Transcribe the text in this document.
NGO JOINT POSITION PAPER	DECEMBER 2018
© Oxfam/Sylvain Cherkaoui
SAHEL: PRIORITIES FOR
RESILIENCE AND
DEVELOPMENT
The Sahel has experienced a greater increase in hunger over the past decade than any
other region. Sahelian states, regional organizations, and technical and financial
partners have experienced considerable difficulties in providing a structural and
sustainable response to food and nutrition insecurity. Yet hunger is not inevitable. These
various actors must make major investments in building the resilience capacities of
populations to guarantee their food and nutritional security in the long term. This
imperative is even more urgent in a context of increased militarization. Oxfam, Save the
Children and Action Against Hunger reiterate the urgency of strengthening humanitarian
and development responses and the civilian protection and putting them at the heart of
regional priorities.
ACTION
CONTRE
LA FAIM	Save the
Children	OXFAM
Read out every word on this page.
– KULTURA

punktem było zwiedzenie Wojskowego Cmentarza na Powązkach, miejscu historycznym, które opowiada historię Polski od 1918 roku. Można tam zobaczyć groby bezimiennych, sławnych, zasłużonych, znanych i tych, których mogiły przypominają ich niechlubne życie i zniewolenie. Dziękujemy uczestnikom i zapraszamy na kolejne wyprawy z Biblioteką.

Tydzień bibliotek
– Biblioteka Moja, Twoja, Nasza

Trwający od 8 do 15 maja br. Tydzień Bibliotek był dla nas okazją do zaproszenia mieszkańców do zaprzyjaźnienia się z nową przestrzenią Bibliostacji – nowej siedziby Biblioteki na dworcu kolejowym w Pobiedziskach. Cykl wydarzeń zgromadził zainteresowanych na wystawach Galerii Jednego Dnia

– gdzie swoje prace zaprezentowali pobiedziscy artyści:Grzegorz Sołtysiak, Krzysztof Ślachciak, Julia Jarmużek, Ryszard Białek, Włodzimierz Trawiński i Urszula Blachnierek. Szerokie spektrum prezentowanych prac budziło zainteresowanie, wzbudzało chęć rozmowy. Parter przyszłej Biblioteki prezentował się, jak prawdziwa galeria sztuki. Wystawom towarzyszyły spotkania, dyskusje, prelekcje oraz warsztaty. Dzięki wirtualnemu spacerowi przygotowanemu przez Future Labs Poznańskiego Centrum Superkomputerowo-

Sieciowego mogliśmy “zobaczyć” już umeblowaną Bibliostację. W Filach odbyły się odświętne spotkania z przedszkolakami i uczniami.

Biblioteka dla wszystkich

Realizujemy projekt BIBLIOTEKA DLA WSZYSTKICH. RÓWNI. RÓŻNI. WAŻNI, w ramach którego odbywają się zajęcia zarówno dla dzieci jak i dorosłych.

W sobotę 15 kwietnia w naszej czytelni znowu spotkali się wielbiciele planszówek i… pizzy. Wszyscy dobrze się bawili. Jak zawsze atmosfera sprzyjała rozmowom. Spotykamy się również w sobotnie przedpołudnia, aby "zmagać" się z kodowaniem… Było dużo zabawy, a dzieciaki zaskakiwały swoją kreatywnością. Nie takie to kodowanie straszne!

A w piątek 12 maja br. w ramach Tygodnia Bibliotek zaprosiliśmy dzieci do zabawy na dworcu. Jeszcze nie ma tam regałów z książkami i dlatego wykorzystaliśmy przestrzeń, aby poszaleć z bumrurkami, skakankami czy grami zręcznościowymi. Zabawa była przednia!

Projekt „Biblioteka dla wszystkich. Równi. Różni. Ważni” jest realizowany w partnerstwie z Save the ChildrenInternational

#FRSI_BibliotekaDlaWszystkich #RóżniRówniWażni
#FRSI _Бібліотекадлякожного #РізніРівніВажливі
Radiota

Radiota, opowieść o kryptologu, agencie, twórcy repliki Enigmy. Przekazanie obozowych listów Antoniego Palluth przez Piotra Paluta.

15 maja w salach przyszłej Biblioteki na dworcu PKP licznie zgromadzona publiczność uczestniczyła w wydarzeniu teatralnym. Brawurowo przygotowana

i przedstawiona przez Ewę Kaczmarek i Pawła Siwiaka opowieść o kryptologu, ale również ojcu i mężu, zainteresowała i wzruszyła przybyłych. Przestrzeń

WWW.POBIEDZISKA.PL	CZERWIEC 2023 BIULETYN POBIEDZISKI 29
····················
▸ **INSTRUCTIONS FOR THE TASK**
Nothing should be left out: repeat all of the data exactly.

▸ **COMPLETED EXERCISE**
Transcribe the text in this document.
NGO JOINT POSITION PAPER	DECEMBER 2018
© Oxfam/Sylvain Cherkaoui
SAHEL: PRIORITIES FOR
RESILIENCE AND
DEVELOPMENT
The Sahel has experienced a greater increase in hunger over the past decade than any
other region. Sahelian states, regional organizations, and technical and financial
partners have experienced considerable difficulties in providing a structural and
sustainable response to food and nutrition insecurity. Yet hunger is not inevitable. These
various actors must make major investments in building the resilience capacities of
populations to guarantee their food and nutritional security in the long term. This
imperative is even more urgent in a context of increased militarization. Oxfam, Save the
Children and Action Against Hunger reiterate the urgency of strengthening humanitarian
and development responses and the civilian protection and putting them at the heart of
regional priorities.
ACTION
CONTRE
LA FAIM	Save the
Children	OXFAM
Read out every word on this page.
– KULTURA

punktem było zwiedzenie Wojskowego Cmentarza na Powązkach, miejscu historycznym, które opowiada historię Polski od 1918 roku. Można tam zobaczyć groby bezimiennych, sławnych, zasłużonych, znanych i tych, których mogiły przypominają ich niechlubne życie i zniewolenie. Dziękujemy uczestnikom i zapraszamy na kolejne wyprawy z Biblioteką.

Tydzień bibliotek
– Biblioteka Moja, Twoja, Nasza

Trwający od 8 do 15 maja br. Tydzień Bibliotek był dla nas okazją do zaproszenia mieszkańców do zaprzyjaźnienia się z nową przestrzenią Bibliostacji – nowej siedziby Biblioteki na dworcu kolejowym w Pobiedziskach. Cykl wydarzeń zgromadził zainteresowanych na wystawach Galerii Jednego Dnia

– gdzie swoje prace zaprezentowali pobiedziscy artyści:Grzegorz Sołtysiak, Krzysztof Ślachciak, Julia Jarmużek, Ryszard Białek, Włodzimierz Trawiński i Urszula Blachnierek. Szerokie spektrum prezentowanych prac budziło zainteresowanie, wzbudzało chęć rozmowy. Parter przyszłej Biblioteki prezentował się, jak prawdziwa galeria sztuki. Wystawom towarzyszyły spotkania, dyskusje, prelekcje oraz warsztaty. Dzięki wirtualnemu spacerowi przygotowanemu przez Future Labs Poznańskiego Centrum Superkomputerowo-

Sieciowego mogliśmy “zobaczyć” już umeblowaną Bibliostację. W Filach odbyły się odświętne spotkania z przedszkolakami i uczniami.

Biblioteka dla wszystkich

Realizujemy projekt BIBLIOTEKA DLA WSZYSTKICH. RÓWNI. RÓŻNI. WAŻNI, w ramach którego odbywają się zajęcia zarówno dla dzieci jak i dorosłych.

W sobotę 15 kwietnia w naszej czytelni znowu spotkali się wielbiciele planszówek i… pizzy. Wszyscy dobrze się bawili. Jak zawsze atmosfera sprzyjała rozmowom. Spotykamy się również w sobotnie przedpołudnia, aby "zmagać" się z kodowaniem… Było dużo zabawy, a dzieciaki zaskakiwały swoją kreatywnością. Nie takie to kodowanie straszne!

A w piątek 12 maja br. w ramach Tygodnia Bibliotek zaprosiliśmy dzieci do zabawy na dworcu. Jeszcze nie ma tam regałów z książkami i dlatego wykorzystaliśmy przestrzeń, aby poszaleć z bumrurkami, skakankami czy grami zręcznościowymi. Zabawa była przednia!

Projekt „Biblioteka dla wszystkich. Równi. Różni. Ważni” jest realizowany w partnerstwie z Save the ChildrenInternational

#FRSI_BibliotekaDlaWszystkich #RóżniRówniWażni
#FRSI _Бібліотекадлякожного #РізніРівніВажливі
Radiota

Radiota, opowieść o kryptologu, agencie, twórcy repliki Enigmy. Przekazanie obozowych listów Antoniego Palluth przez Piotra Paluta.

15 maja w salach przyszłej Biblioteki na dworcu PKP licznie zgromadzona publiczność uczestniczyła w wydarzeniu teatralnym. Brawurowo przygotowana

i przedstawiona przez Ewę Kaczmarek i Pawła Siwiaka opowieść o kryptologu, ale również ojcu i mężu, zainteresowała i wzruszyła przybyłych. Przestrzeń

WWW.POBIEDZISKA.PL	CZERWIEC 2023 BIULETYN POBIEDZISKI 29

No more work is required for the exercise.